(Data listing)
+ + + + +

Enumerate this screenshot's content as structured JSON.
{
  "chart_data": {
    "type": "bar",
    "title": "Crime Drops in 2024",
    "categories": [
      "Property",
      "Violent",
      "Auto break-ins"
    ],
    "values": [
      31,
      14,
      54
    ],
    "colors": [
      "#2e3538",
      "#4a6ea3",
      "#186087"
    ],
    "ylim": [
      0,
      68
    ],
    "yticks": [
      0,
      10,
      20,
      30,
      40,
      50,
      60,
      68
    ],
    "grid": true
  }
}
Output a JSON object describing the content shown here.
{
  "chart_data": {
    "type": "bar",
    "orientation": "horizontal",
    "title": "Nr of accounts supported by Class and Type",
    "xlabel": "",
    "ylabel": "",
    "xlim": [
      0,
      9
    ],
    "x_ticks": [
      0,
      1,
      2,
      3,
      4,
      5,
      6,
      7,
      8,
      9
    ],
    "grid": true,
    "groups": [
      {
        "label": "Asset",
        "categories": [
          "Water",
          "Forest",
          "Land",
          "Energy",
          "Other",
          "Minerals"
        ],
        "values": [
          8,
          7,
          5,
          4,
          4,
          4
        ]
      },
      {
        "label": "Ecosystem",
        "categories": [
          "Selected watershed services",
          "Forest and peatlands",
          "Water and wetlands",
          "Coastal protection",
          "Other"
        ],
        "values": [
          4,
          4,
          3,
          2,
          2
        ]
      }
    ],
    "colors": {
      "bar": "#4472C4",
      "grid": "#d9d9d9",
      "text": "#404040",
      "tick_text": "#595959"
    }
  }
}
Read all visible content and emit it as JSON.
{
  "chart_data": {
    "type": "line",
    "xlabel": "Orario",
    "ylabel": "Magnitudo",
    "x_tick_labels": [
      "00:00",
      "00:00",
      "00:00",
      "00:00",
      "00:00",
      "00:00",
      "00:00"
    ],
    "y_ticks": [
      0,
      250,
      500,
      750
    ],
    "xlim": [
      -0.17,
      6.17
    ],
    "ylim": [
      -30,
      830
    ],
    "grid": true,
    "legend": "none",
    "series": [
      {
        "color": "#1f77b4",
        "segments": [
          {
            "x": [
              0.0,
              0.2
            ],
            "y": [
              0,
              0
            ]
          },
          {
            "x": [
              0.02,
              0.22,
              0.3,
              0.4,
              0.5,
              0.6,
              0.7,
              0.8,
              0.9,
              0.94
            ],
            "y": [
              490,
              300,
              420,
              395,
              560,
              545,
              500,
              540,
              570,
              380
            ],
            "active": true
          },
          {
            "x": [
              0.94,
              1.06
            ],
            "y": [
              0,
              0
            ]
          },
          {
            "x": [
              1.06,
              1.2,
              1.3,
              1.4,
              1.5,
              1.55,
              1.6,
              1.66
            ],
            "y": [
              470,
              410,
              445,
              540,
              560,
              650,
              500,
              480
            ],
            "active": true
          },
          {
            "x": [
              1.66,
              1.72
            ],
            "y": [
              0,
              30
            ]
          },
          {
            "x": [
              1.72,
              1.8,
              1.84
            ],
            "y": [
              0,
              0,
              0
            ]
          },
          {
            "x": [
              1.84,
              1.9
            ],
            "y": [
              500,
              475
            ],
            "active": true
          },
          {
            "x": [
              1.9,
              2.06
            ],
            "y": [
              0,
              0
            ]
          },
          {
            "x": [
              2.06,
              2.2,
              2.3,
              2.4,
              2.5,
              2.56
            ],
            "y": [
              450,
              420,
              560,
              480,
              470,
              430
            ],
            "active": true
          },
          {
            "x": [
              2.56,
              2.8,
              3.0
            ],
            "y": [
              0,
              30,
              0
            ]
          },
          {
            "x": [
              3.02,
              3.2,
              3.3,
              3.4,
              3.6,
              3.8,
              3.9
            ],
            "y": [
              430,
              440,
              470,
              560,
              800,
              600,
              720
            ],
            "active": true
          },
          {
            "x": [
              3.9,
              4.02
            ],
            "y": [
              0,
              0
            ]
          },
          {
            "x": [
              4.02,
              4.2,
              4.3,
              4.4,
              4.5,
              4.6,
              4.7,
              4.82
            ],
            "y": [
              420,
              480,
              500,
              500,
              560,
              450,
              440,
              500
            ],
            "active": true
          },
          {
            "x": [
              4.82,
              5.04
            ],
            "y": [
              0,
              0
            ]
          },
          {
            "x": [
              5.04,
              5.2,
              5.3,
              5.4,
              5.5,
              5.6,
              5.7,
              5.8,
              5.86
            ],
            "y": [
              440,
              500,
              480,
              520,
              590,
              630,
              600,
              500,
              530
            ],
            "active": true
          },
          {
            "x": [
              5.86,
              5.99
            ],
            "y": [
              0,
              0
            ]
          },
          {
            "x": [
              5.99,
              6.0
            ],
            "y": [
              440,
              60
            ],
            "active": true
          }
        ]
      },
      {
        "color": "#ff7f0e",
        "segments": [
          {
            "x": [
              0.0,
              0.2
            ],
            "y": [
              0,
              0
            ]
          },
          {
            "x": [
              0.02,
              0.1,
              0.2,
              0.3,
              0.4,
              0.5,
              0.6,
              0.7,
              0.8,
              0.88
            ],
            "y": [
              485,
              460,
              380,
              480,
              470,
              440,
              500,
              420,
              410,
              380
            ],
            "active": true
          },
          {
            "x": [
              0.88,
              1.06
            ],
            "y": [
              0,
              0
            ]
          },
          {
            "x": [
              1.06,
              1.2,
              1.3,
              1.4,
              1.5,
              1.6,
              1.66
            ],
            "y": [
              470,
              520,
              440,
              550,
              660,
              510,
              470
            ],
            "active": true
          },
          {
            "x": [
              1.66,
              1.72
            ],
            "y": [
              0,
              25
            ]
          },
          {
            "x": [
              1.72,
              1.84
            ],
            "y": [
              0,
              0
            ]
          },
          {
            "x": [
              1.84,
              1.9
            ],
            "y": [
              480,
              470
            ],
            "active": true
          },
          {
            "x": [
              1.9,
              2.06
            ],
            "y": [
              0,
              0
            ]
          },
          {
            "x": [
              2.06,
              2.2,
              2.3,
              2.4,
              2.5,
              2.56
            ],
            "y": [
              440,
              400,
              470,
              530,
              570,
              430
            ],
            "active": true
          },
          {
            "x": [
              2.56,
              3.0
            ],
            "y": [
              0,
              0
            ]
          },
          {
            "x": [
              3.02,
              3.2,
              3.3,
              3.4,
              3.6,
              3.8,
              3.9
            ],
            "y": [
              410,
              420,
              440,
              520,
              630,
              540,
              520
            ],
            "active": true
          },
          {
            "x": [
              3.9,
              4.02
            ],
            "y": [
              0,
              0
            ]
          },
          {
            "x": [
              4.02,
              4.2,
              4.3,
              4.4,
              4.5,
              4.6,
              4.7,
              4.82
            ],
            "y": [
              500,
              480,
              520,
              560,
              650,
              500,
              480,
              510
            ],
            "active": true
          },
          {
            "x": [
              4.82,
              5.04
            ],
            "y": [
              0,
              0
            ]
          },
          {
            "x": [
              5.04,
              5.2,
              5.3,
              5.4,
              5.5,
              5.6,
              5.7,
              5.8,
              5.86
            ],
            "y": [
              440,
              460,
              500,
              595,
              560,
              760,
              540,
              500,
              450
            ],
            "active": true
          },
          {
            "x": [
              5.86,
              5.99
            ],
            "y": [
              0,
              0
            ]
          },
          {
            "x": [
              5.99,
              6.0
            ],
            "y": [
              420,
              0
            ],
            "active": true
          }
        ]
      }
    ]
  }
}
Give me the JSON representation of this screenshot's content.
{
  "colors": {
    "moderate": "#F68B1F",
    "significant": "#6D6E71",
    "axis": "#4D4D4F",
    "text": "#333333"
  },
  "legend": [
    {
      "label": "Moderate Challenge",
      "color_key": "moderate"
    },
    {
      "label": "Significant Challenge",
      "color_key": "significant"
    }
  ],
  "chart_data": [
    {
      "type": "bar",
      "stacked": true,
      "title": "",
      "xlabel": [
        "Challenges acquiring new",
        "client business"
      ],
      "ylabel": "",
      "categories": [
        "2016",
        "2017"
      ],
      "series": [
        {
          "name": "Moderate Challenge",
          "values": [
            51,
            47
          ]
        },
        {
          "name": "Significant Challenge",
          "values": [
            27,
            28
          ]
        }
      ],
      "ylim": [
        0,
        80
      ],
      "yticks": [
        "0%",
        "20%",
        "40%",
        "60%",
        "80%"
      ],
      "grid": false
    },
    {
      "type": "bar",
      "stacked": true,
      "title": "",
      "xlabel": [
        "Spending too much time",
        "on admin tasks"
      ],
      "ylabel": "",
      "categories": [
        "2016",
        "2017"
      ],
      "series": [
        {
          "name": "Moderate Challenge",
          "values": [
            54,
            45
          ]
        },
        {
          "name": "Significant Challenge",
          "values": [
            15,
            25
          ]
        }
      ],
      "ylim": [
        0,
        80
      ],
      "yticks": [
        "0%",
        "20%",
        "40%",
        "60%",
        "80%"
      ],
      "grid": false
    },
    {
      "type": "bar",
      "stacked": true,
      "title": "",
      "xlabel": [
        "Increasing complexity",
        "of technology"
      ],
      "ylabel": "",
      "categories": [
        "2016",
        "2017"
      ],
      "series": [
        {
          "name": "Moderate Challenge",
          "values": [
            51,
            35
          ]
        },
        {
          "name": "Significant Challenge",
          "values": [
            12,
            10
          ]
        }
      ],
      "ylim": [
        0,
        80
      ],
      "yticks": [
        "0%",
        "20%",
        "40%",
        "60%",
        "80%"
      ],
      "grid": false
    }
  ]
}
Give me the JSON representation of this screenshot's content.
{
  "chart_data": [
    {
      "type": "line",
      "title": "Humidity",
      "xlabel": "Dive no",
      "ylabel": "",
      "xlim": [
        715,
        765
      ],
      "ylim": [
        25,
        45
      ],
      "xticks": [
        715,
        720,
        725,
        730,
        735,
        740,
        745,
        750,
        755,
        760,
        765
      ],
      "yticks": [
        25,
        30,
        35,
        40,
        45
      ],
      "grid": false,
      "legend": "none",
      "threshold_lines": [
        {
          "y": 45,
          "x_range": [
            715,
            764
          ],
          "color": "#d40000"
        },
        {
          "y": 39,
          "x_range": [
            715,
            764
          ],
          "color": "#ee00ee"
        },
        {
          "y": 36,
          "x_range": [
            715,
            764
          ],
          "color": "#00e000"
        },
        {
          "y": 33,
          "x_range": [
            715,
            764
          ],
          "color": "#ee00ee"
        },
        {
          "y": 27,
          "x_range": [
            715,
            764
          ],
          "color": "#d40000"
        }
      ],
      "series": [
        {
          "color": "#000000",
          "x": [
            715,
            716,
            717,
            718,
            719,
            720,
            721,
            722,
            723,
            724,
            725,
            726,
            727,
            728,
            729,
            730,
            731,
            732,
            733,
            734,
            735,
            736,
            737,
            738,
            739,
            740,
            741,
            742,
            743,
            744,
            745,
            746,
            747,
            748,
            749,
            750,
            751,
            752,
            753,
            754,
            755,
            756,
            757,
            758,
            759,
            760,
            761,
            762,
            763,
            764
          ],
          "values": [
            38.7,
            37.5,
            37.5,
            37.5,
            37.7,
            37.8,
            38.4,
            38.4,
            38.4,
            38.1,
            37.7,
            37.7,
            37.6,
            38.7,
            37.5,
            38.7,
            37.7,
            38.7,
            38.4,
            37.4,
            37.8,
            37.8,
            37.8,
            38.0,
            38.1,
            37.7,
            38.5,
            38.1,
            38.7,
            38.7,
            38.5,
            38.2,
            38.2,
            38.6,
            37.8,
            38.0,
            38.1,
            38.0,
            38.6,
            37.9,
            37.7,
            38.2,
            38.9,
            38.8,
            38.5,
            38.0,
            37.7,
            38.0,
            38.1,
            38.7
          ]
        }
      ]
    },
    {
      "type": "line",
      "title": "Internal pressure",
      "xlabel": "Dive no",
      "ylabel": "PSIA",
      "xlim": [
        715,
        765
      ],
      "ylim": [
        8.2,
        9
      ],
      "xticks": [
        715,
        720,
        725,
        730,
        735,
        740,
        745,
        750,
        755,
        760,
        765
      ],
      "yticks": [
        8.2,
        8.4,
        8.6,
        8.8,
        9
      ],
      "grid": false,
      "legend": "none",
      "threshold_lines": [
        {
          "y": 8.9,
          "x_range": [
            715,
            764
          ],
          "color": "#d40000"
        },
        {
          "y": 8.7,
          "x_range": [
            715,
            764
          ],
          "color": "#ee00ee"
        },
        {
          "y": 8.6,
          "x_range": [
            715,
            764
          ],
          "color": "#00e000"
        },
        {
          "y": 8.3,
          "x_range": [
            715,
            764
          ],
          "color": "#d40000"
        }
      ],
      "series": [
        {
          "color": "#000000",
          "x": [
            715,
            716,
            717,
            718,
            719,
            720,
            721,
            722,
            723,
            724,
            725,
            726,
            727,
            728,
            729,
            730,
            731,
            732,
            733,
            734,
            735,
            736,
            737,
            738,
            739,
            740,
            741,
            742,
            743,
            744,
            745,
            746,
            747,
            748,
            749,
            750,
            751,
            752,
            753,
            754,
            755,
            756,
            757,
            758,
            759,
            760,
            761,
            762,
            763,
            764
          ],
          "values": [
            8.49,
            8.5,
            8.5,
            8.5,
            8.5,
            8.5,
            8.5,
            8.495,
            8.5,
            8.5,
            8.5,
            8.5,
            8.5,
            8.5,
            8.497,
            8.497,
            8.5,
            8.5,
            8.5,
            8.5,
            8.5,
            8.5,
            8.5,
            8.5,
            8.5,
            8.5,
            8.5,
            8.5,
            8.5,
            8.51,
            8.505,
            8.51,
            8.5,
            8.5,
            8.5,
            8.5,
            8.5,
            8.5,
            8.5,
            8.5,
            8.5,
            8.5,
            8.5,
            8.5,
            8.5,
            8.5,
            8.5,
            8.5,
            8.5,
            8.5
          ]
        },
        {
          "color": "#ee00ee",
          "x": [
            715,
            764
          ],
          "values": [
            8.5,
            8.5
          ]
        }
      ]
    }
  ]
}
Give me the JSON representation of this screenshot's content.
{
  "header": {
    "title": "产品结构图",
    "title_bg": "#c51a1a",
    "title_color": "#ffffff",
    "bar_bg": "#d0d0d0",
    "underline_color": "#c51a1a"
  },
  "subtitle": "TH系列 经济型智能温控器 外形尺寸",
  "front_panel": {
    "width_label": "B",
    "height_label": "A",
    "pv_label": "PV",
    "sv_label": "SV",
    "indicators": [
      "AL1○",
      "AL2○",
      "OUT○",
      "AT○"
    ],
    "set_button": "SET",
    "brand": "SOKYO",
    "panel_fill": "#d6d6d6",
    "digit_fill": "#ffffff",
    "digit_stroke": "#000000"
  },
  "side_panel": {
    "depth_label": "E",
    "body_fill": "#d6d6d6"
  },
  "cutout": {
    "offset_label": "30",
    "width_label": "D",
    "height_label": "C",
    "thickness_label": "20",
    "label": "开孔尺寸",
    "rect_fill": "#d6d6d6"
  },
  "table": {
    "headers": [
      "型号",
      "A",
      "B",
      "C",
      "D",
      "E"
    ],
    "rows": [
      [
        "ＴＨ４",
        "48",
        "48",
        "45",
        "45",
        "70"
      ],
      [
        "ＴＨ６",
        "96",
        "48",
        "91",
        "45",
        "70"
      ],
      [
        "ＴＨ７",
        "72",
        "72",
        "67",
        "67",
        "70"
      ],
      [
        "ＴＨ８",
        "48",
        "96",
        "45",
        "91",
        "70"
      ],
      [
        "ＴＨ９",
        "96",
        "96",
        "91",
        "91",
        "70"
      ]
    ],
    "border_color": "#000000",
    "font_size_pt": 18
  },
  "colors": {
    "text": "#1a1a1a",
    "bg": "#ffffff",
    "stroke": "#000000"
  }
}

+ + + + +

*Problem to solve*
Say how many lines have the string "ffffff" in them, offering no words beyond the number.

*Correct answer*
3